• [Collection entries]
..............................
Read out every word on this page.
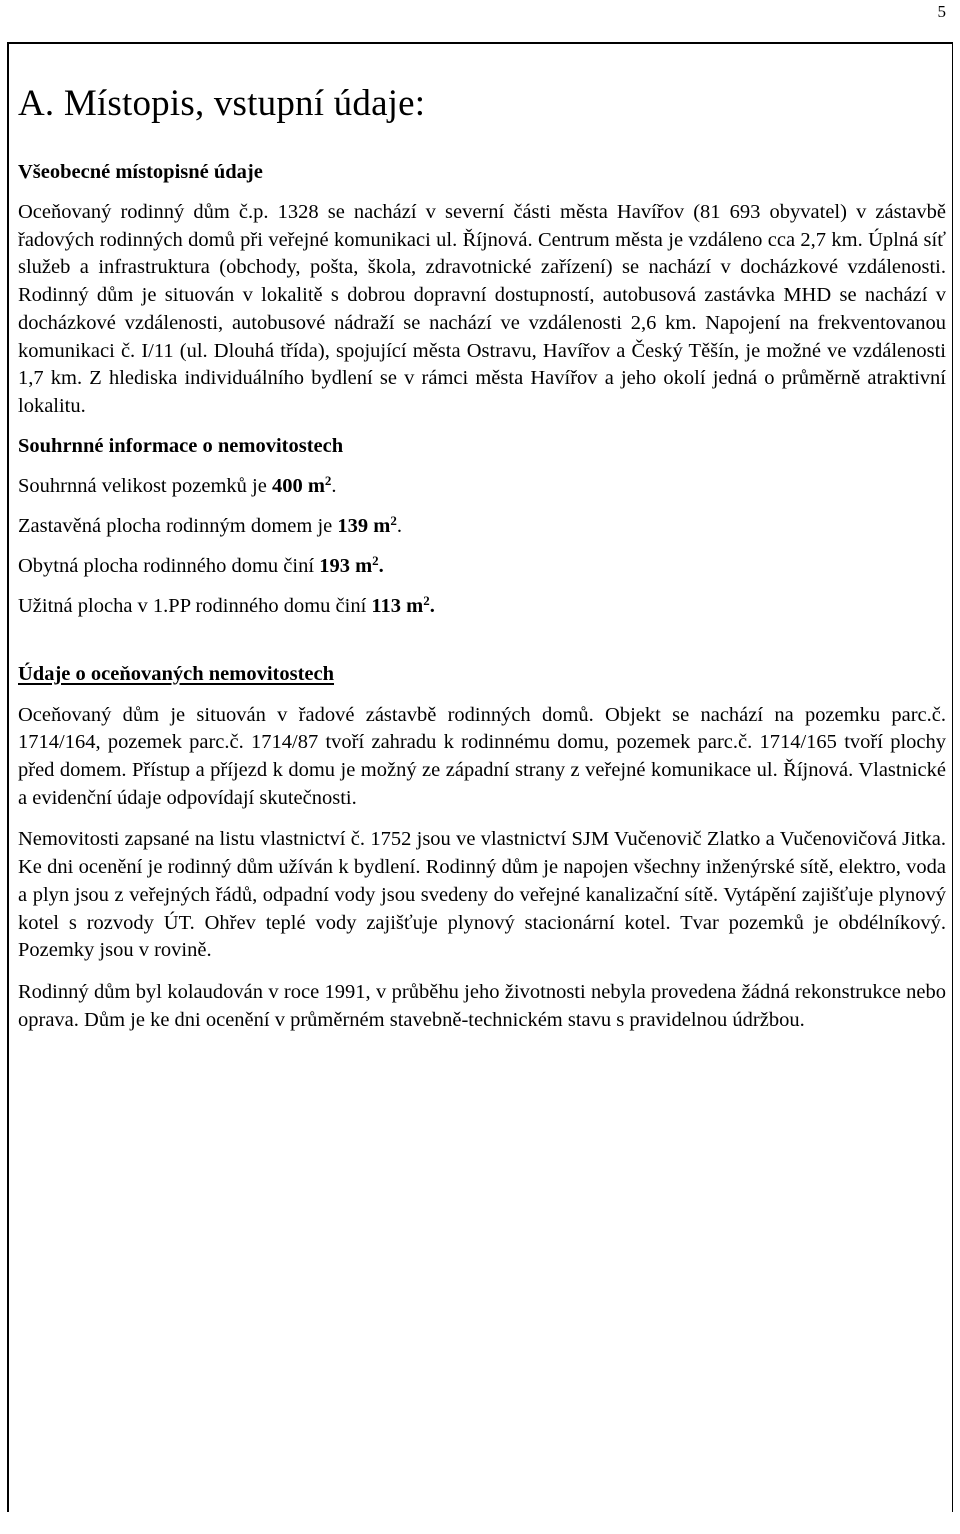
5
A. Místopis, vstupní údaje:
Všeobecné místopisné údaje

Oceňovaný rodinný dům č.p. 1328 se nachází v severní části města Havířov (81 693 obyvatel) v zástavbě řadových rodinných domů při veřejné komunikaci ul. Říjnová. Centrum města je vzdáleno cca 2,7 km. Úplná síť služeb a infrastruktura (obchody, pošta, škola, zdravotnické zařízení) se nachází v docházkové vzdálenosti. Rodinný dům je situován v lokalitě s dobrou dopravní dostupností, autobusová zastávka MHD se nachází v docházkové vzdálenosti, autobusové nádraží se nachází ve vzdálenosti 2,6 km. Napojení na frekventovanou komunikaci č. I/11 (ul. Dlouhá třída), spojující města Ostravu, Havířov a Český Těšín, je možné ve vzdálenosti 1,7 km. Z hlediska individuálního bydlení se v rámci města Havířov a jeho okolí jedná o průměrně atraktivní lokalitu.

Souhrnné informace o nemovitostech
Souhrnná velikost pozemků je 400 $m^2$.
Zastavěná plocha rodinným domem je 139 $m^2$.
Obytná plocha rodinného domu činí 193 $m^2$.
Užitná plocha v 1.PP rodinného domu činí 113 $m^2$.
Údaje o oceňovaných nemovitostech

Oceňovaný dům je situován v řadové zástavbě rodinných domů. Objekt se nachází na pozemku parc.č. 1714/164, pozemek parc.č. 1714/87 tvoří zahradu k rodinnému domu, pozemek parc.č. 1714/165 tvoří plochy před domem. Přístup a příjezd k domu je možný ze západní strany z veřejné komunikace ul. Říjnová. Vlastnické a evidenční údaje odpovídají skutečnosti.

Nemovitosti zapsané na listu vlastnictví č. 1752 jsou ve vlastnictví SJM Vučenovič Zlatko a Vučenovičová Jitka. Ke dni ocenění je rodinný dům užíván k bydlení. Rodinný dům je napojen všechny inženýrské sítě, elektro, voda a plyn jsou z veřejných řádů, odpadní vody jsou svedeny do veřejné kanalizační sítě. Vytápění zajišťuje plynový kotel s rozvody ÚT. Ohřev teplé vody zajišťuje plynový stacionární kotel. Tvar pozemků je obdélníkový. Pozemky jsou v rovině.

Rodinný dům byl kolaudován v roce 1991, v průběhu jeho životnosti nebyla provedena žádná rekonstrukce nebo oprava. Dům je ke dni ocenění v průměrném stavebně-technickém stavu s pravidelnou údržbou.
..............................
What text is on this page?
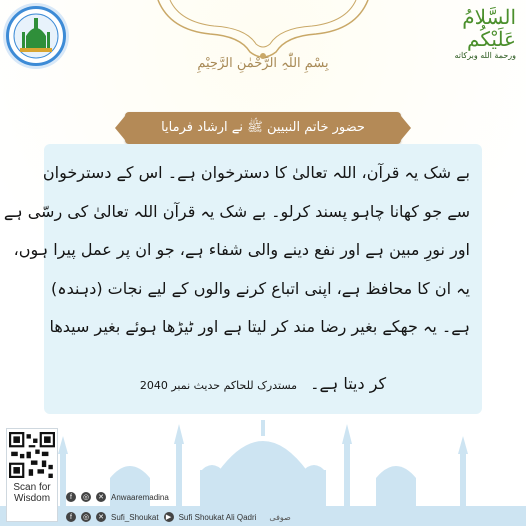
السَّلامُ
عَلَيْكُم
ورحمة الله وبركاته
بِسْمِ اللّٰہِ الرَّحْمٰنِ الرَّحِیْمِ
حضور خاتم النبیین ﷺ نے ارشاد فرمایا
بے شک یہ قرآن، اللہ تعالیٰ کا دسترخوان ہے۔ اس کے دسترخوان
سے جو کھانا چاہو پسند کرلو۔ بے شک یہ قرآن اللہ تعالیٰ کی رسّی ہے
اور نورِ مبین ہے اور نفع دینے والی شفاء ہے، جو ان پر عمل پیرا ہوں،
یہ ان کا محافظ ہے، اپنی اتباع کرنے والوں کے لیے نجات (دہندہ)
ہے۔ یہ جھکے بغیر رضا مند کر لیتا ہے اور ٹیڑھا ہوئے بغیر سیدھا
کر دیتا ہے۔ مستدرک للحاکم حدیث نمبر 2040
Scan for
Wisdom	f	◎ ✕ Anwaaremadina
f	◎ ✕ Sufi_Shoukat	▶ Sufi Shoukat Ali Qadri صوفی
..............................
• [DO THIS]
Pull every line containing the word "domu" out of the entries above.

• [SOLUTION FOR THIS EXERCISE]
Obytná plocha rodinného domu činí 193 $m^2$.
Užitná plocha v 1.PP rodinného domu činí 113 $m^2$.
Oceňovaný dům je situován v řadové zástavbě rodinných domů. Objekt se nachází na pozemku parc.č. 1714/164, pozemek parc.č. 1714/87 tvoří zahradu k rodinnému domu, pozemek parc.č. 1714/165 tvoří plochy před domem. Přístup a příjezd k domu je možný ze západní strany z veřejné komunikace ul. Říjnová. Vlastnické a evidenční údaje odpovídají skutečnosti.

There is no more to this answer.